### [Your objective]
What is the count of lines that hold the word "informed"? Give only the number.
-- BEGIN Dataset excerpts --
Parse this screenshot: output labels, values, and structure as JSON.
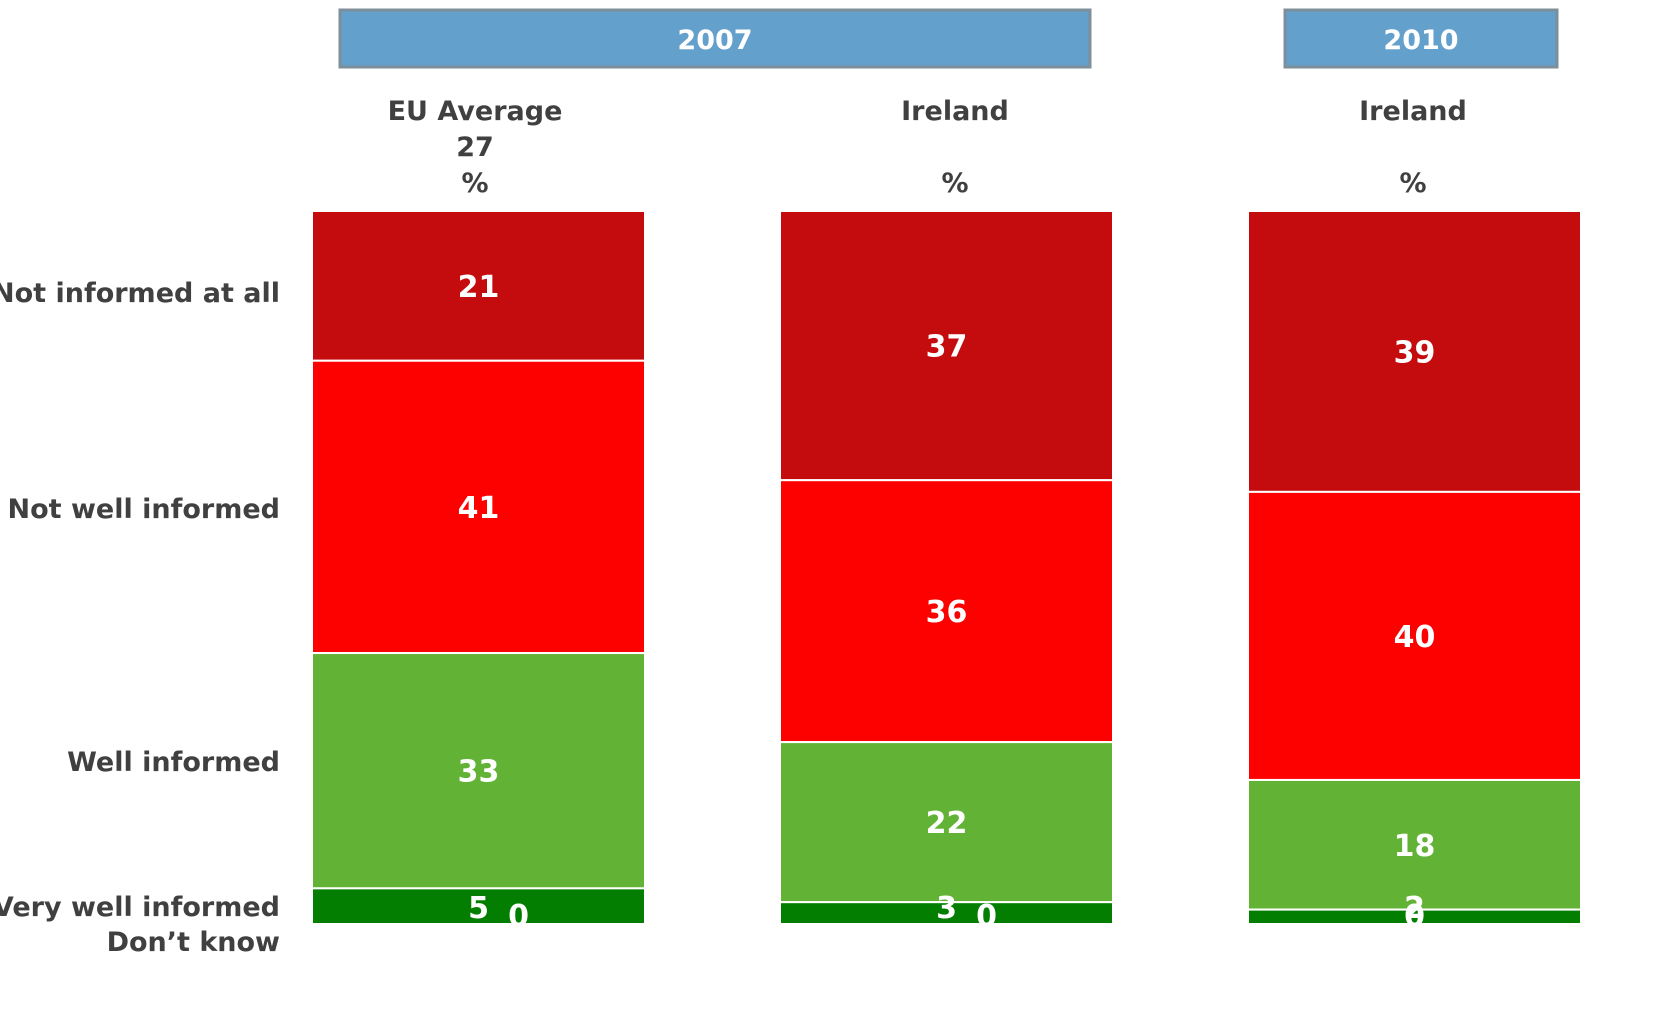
{
  "chart_data": {
    "type": "bar",
    "stacked": true,
    "groups": [
      {
        "label": "2007",
        "columns": [
          0,
          1
        ]
      },
      {
        "label": "2010",
        "columns": [
          2
        ]
      }
    ],
    "categories": [
      {
        "name": "EU Average",
        "subtitle": "27",
        "unit": "%"
      },
      {
        "name": "Ireland",
        "subtitle": "",
        "unit": "%"
      },
      {
        "name": "Ireland",
        "subtitle": "",
        "unit": "%"
      }
    ],
    "series": [
      {
        "name": "Not informed at all",
        "color": "#c40b0e",
        "values": [
          21,
          37,
          39
        ]
      },
      {
        "name": "Not well informed",
        "color": "#fd0000",
        "values": [
          41,
          36,
          40
        ]
      },
      {
        "name": "Well informed",
        "color": "#62b236",
        "values": [
          33,
          22,
          18
        ]
      },
      {
        "name": "Very well informed",
        "color": "#037e01",
        "values": [
          5,
          3,
          2
        ]
      },
      {
        "name": "Don’t know",
        "color": "#037e01",
        "values": [
          0,
          0,
          0
        ]
      }
    ],
    "data_labels": [
      [
        "21",
        "37",
        "39"
      ],
      [
        "41",
        "36",
        "40"
      ],
      [
        "33",
        "22",
        "18"
      ],
      [
        "5",
        "3",
        "2"
      ],
      [
        "0",
        "0",
        "0"
      ]
    ],
    "legend": "left",
    "grid": false,
    "colors": {
      "group_header": "#64a0cc",
      "group_header_border": "#7d8f9a",
      "text": "#404040",
      "bar_label": "#ffffff"
    }
  }
}
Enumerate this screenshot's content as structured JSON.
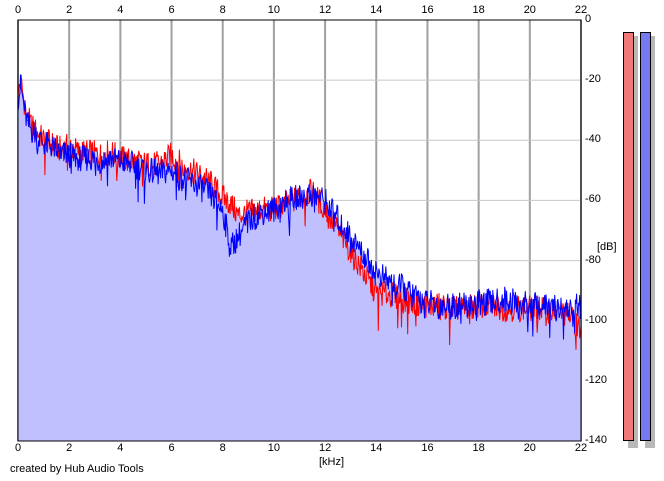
{
  "chart_data": {
    "type": "area",
    "title": "",
    "xlabel": "[kHz]",
    "ylabel": "[dB]",
    "xlim": [
      0,
      22
    ],
    "ylim": [
      -140,
      0
    ],
    "x_ticks": [
      "0",
      "2",
      "4",
      "6",
      "8",
      "10",
      "12",
      "14",
      "16",
      "18",
      "20",
      "22"
    ],
    "y_ticks": [
      "0",
      "-20",
      "-40",
      "-60",
      "-80",
      "-100",
      "-120",
      "-140"
    ],
    "grid": true,
    "x_scale": "linear",
    "series": [
      {
        "color": "#ff0000",
        "x": [
          0,
          0.1,
          0.2,
          0.3,
          0.4,
          0.6,
          0.8,
          1.0,
          1.3,
          1.6,
          2.0,
          2.4,
          2.8,
          3.2,
          3.6,
          4.0,
          4.5,
          5.0,
          5.5,
          6.0,
          6.5,
          7.0,
          7.5,
          8.0,
          8.3,
          8.6,
          9.0,
          9.5,
          10.0,
          10.5,
          11.0,
          11.5,
          12.0,
          12.5,
          13.0,
          13.5,
          14.0,
          14.5,
          15.0,
          15.5,
          16.0,
          16.5,
          17.0,
          17.5,
          18.0,
          18.5,
          19.0,
          19.5,
          20.0,
          20.5,
          21.0,
          21.5,
          22.0
        ],
        "y": [
          -24,
          -20,
          -25,
          -30,
          -33,
          -36,
          -38,
          -40,
          -41,
          -43,
          -42,
          -44,
          -44,
          -45,
          -44,
          -46,
          -47,
          -48,
          -48,
          -45,
          -49,
          -51,
          -54,
          -59,
          -61,
          -65,
          -64,
          -63,
          -63,
          -61,
          -59,
          -57,
          -63,
          -70,
          -77,
          -84,
          -91,
          -91,
          -93,
          -94,
          -95,
          -95,
          -96,
          -96,
          -95,
          -95,
          -96,
          -96,
          -96,
          -96,
          -97,
          -98,
          -103
        ]
      },
      {
        "color": "#0000ff",
        "x": [
          0,
          0.1,
          0.2,
          0.3,
          0.4,
          0.6,
          0.8,
          1.0,
          1.3,
          1.6,
          2.0,
          2.4,
          2.8,
          3.2,
          3.6,
          4.0,
          4.5,
          5.0,
          5.5,
          6.0,
          6.5,
          7.0,
          7.5,
          8.0,
          8.3,
          8.6,
          9.0,
          9.5,
          10.0,
          10.5,
          11.0,
          11.5,
          12.0,
          12.5,
          13.0,
          13.5,
          14.0,
          14.5,
          15.0,
          15.5,
          16.0,
          16.5,
          17.0,
          17.5,
          18.0,
          18.5,
          19.0,
          19.5,
          20.0,
          20.5,
          21.0,
          21.5,
          22.0
        ],
        "y": [
          -26,
          -22,
          -27,
          -32,
          -35,
          -37,
          -39,
          -41,
          -42,
          -44,
          -45,
          -46,
          -46,
          -47,
          -46,
          -47,
          -48,
          -50,
          -51,
          -50,
          -53,
          -55,
          -58,
          -63,
          -76,
          -72,
          -67,
          -64,
          -63,
          -60,
          -59,
          -58,
          -60,
          -66,
          -72,
          -78,
          -84,
          -87,
          -89,
          -92,
          -94,
          -95,
          -95,
          -95,
          -94,
          -94,
          -93,
          -94,
          -95,
          -95,
          -96,
          -96,
          -95
        ]
      }
    ]
  },
  "meters": {
    "left_color": "#f07878",
    "right_color": "#7878f0"
  },
  "footer": {
    "credit": "created by Hub Audio Tools"
  }
}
-- END Dataset excerpts --
### [Response to the task]
4